Aim:
Each entry below is to be transcribed exactly.
------ Material to process
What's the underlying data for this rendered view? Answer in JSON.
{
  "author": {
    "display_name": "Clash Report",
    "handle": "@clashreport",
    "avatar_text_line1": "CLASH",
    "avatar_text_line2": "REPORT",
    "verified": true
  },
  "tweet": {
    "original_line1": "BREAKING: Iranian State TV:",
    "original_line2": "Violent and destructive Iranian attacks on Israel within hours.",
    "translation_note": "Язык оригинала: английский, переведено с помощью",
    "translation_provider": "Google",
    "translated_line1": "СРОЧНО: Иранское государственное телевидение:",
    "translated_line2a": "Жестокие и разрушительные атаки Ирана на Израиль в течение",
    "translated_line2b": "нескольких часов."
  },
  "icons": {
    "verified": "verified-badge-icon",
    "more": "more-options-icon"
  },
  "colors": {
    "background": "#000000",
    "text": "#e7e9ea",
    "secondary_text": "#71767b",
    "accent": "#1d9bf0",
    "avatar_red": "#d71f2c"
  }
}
------------
Correct response:
What's the underlying data for this rendered view? Answer in JSON.
{
  "author": {
    "display_name": "Clash Report",
    "handle": "@clashreport",
    "avatar_text_line1": "CLASH",
    "avatar_text_line2": "REPORT",
    "verified": true
  },
  "tweet": {
    "original_line1": "BREAKING: Iranian State TV:",
    "original_line2": "Violent and destructive Iranian attacks on Israel within hours.",
    "translation_note": "Язык оригинала: английский, переведено с помощью",
    "translation_provider": "Google",
    "translated_line1": "СРОЧНО: Иранское государственное телевидение:",
    "translated_line2a": "Жестокие и разрушительные атаки Ирана на Израиль в течение",
    "translated_line2b": "нескольких часов."
  },
  "icons": {
    "verified": "verified-badge-icon",
    "more": "more-options-icon"
  },
  "colors": {
    "background": "#000000",
    "text": "#e7e9ea",
    "secondary_text": "#71767b",
    "accent": "#1d9bf0",
    "avatar_red": "#d71f2c"
  }
}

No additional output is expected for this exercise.